(Records from a data collection)
--- BEGIN ---

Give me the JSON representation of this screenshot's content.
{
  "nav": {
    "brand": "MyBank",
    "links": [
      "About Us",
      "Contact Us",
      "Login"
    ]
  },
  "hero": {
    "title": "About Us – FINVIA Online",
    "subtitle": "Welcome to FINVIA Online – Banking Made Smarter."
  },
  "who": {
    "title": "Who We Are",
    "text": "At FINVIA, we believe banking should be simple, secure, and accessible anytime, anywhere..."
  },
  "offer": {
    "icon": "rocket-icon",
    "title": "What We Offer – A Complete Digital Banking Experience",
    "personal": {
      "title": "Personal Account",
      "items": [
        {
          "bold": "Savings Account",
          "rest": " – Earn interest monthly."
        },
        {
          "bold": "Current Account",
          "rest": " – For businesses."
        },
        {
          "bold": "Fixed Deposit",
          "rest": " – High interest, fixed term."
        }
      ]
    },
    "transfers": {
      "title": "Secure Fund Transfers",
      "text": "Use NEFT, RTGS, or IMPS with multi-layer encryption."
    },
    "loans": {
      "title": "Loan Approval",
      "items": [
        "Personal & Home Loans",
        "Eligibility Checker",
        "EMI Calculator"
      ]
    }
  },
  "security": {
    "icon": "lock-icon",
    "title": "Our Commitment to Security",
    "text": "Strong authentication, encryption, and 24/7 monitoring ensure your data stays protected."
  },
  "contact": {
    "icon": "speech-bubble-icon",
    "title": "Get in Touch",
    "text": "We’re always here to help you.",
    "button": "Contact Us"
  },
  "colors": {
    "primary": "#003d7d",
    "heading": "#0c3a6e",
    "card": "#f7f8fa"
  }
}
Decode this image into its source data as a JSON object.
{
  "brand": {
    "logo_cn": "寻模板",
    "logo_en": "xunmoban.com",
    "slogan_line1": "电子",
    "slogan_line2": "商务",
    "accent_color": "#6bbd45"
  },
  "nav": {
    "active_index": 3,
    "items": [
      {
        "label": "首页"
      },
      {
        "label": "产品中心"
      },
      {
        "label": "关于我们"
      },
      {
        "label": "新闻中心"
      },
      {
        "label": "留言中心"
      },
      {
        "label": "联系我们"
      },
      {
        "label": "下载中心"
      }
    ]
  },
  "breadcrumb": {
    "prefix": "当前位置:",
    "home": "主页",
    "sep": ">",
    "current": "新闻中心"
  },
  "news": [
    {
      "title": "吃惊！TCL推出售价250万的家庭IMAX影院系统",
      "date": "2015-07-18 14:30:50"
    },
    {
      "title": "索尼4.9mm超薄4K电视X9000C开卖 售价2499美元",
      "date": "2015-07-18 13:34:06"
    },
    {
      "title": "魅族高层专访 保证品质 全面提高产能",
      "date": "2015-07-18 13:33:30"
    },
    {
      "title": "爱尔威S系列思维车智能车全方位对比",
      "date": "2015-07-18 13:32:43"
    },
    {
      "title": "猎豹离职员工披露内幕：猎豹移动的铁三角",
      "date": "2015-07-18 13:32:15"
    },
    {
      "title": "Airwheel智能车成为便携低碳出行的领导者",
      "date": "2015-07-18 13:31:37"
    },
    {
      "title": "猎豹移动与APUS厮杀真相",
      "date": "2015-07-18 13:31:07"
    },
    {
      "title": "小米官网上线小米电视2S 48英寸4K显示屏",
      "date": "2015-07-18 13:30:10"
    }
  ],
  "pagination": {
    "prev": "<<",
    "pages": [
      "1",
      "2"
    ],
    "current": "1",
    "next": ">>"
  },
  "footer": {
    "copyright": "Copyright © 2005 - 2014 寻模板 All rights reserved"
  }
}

--- END ---

GIVEN TASK:
Please restate the records in full, word for word.

THE COMPLETED TASK:
Give me the JSON representation of this screenshot's content.
{
  "nav": {
    "brand": "MyBank",
    "links": [
      "About Us",
      "Contact Us",
      "Login"
    ]
  },
  "hero": {
    "title": "About Us – FINVIA Online",
    "subtitle": "Welcome to FINVIA Online – Banking Made Smarter."
  },
  "who": {
    "title": "Who We Are",
    "text": "At FINVIA, we believe banking should be simple, secure, and accessible anytime, anywhere..."
  },
  "offer": {
    "icon": "rocket-icon",
    "title": "What We Offer – A Complete Digital Banking Experience",
    "personal": {
      "title": "Personal Account",
      "items": [
        {
          "bold": "Savings Account",
          "rest": " – Earn interest monthly."
        },
        {
          "bold": "Current Account",
          "rest": " – For businesses."
        },
        {
          "bold": "Fixed Deposit",
          "rest": " – High interest, fixed term."
        }
      ]
    },
    "transfers": {
      "title": "Secure Fund Transfers",
      "text": "Use NEFT, RTGS, or IMPS with multi-layer encryption."
    },
    "loans": {
      "title": "Loan Approval",
      "items": [
        "Personal & Home Loans",
        "Eligibility Checker",
        "EMI Calculator"
      ]
    }
  },
  "security": {
    "icon": "lock-icon",
    "title": "Our Commitment to Security",
    "text": "Strong authentication, encryption, and 24/7 monitoring ensure your data stays protected."
  },
  "contact": {
    "icon": "speech-bubble-icon",
    "title": "Get in Touch",
    "text": "We’re always here to help you.",
    "button": "Contact Us"
  },
  "colors": {
    "primary": "#003d7d",
    "heading": "#0c3a6e",
    "card": "#f7f8fa"
  }
}
Decode this image into its source data as a JSON object.
{
  "brand": {
    "logo_cn": "寻模板",
    "logo_en": "xunmoban.com",
    "slogan_line1": "电子",
    "slogan_line2": "商务",
    "accent_color": "#6bbd45"
  },
  "nav": {
    "active_index": 3,
    "items": [
      {
        "label": "首页"
      },
      {
        "label": "产品中心"
      },
      {
        "label": "关于我们"
      },
      {
        "label": "新闻中心"
      },
      {
        "label": "留言中心"
      },
      {
        "label": "联系我们"
      },
      {
        "label": "下载中心"
      }
    ]
  },
  "breadcrumb": {
    "prefix": "当前位置:",
    "home": "主页",
    "sep": ">",
    "current": "新闻中心"
  },
  "news": [
    {
      "title": "吃惊！TCL推出售价250万的家庭IMAX影院系统",
      "date": "2015-07-18 14:30:50"
    },
    {
      "title": "索尼4.9mm超薄4K电视X9000C开卖 售价2499美元",
      "date": "2015-07-18 13:34:06"
    },
    {
      "title": "魅族高层专访 保证品质 全面提高产能",
      "date": "2015-07-18 13:33:30"
    },
    {
      "title": "爱尔威S系列思维车智能车全方位对比",
      "date": "2015-07-18 13:32:43"
    },
    {
      "title": "猎豹离职员工披露内幕：猎豹移动的铁三角",
      "date": "2015-07-18 13:32:15"
    },
    {
      "title": "Airwheel智能车成为便携低碳出行的领导者",
      "date": "2015-07-18 13:31:37"
    },
    {
      "title": "猎豹移动与APUS厮杀真相",
      "date": "2015-07-18 13:31:07"
    },
    {
      "title": "小米官网上线小米电视2S 48英寸4K显示屏",
      "date": "2015-07-18 13:30:10"
    }
  ],
  "pagination": {
    "prev": "<<",
    "pages": [
      "1",
      "2"
    ],
    "current": "1",
    "next": ">>"
  },
  "footer": {
    "copyright": "Copyright © 2005 - 2014 寻模板 All rights reserved"
  }
}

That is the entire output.